## Directions for this task
Extract every entry word for word.

## Task input

◇ ◇ ◇ ◇

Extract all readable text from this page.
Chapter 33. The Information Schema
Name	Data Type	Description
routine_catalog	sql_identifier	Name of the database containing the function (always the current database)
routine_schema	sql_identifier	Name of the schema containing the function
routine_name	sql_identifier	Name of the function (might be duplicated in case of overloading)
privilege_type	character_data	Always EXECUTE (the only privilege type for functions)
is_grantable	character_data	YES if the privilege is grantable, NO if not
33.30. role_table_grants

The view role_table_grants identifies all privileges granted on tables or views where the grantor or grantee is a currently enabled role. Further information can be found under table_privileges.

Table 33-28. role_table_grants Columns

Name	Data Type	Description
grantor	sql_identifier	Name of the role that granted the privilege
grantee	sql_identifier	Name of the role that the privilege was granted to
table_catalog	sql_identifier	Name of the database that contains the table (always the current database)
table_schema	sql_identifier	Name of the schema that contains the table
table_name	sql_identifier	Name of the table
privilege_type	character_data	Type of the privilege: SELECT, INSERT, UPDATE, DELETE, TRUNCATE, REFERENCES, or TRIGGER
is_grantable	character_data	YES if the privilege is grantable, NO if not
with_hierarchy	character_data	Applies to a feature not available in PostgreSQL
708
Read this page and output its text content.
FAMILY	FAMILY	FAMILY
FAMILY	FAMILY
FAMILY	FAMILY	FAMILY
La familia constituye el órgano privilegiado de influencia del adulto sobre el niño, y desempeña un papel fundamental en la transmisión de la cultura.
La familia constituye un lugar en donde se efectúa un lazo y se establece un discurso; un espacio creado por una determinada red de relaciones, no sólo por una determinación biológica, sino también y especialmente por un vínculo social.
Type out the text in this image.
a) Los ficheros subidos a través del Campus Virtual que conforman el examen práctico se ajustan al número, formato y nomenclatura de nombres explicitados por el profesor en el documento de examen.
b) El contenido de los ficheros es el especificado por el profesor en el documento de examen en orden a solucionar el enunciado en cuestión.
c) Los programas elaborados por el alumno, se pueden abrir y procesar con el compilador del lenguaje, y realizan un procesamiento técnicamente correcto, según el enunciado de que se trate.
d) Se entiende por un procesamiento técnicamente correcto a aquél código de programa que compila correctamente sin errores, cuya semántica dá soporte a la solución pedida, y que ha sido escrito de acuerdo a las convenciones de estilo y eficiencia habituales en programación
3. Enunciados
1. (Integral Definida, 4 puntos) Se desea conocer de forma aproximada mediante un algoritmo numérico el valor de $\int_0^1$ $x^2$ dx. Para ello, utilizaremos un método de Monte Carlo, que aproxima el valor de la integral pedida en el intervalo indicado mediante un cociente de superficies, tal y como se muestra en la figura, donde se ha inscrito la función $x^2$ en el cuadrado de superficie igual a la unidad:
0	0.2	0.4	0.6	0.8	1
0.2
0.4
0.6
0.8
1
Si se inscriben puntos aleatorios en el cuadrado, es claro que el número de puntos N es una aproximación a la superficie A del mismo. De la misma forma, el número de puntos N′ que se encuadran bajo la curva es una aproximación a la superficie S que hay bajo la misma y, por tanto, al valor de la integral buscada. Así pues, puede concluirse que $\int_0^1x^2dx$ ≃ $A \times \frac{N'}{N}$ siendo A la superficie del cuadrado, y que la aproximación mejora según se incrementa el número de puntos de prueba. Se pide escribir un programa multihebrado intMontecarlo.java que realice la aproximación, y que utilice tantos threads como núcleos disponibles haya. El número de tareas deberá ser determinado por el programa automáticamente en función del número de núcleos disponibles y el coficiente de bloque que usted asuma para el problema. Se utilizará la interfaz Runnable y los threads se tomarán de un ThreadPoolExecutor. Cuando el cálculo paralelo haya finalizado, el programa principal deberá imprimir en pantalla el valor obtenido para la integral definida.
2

◇ ◇ ◇ ◇

## Answer to the exercise
Extract all readable text from this page.
Chapter 33. The Information Schema
Name	Data Type	Description
routine_catalog	sql_identifier	Name of the database containing the function (always the current database)
routine_schema	sql_identifier	Name of the schema containing the function
routine_name	sql_identifier	Name of the function (might be duplicated in case of overloading)
privilege_type	character_data	Always EXECUTE (the only privilege type for functions)
is_grantable	character_data	YES if the privilege is grantable, NO if not
33.30. role_table_grants

The view role_table_grants identifies all privileges granted on tables or views where the grantor or grantee is a currently enabled role. Further information can be found under table_privileges.

Table 33-28. role_table_grants Columns

Name	Data Type	Description
grantor	sql_identifier	Name of the role that granted the privilege
grantee	sql_identifier	Name of the role that the privilege was granted to
table_catalog	sql_identifier	Name of the database that contains the table (always the current database)
table_schema	sql_identifier	Name of the schema that contains the table
table_name	sql_identifier	Name of the table
privilege_type	character_data	Type of the privilege: SELECT, INSERT, UPDATE, DELETE, TRUNCATE, REFERENCES, or TRIGGER
is_grantable	character_data	YES if the privilege is grantable, NO if not
with_hierarchy	character_data	Applies to a feature not available in PostgreSQL
708
Read this page and output its text content.
FAMILY	FAMILY	FAMILY
FAMILY	FAMILY
FAMILY	FAMILY	FAMILY
La familia constituye el órgano privilegiado de influencia del adulto sobre el niño, y desempeña un papel fundamental en la transmisión de la cultura.
La familia constituye un lugar en donde se efectúa un lazo y se establece un discurso; un espacio creado por una determinada red de relaciones, no sólo por una determinación biológica, sino también y especialmente por un vínculo social.
Type out the text in this image.
a) Los ficheros subidos a través del Campus Virtual que conforman el examen práctico se ajustan al número, formato y nomenclatura de nombres explicitados por el profesor en el documento de examen.
b) El contenido de los ficheros es el especificado por el profesor en el documento de examen en orden a solucionar el enunciado en cuestión.
c) Los programas elaborados por el alumno, se pueden abrir y procesar con el compilador del lenguaje, y realizan un procesamiento técnicamente correcto, según el enunciado de que se trate.
d) Se entiende por un procesamiento técnicamente correcto a aquél código de programa que compila correctamente sin errores, cuya semántica dá soporte a la solución pedida, y que ha sido escrito de acuerdo a las convenciones de estilo y eficiencia habituales en programación
3. Enunciados
1. (Integral Definida, 4 puntos) Se desea conocer de forma aproximada mediante un algoritmo numérico el valor de $\int_0^1$ $x^2$ dx. Para ello, utilizaremos un método de Monte Carlo, que aproxima el valor de la integral pedida en el intervalo indicado mediante un cociente de superficies, tal y como se muestra en la figura, donde se ha inscrito la función $x^2$ en el cuadrado de superficie igual a la unidad:
0	0.2	0.4	0.6	0.8	1
0.2
0.4
0.6
0.8
1
Si se inscriben puntos aleatorios en el cuadrado, es claro que el número de puntos N es una aproximación a la superficie A del mismo. De la misma forma, el número de puntos N′ que se encuadran bajo la curva es una aproximación a la superficie S que hay bajo la misma y, por tanto, al valor de la integral buscada. Así pues, puede concluirse que $\int_0^1x^2dx$ ≃ $A \times \frac{N'}{N}$ siendo A la superficie del cuadrado, y que la aproximación mejora según se incrementa el número de puntos de prueba. Se pide escribir un programa multihebrado intMontecarlo.java que realice la aproximación, y que utilice tantos threads como núcleos disponibles haya. El número de tareas deberá ser determinado por el programa automáticamente en función del número de núcleos disponibles y el coficiente de bloque que usted asuma para el problema. Se utilizará la interfaz Runnable y los threads se tomarán de un ThreadPoolExecutor. Cuando el cálculo paralelo haya finalizado, el programa principal deberá imprimir en pantalla el valor obtenido para la integral definida.
2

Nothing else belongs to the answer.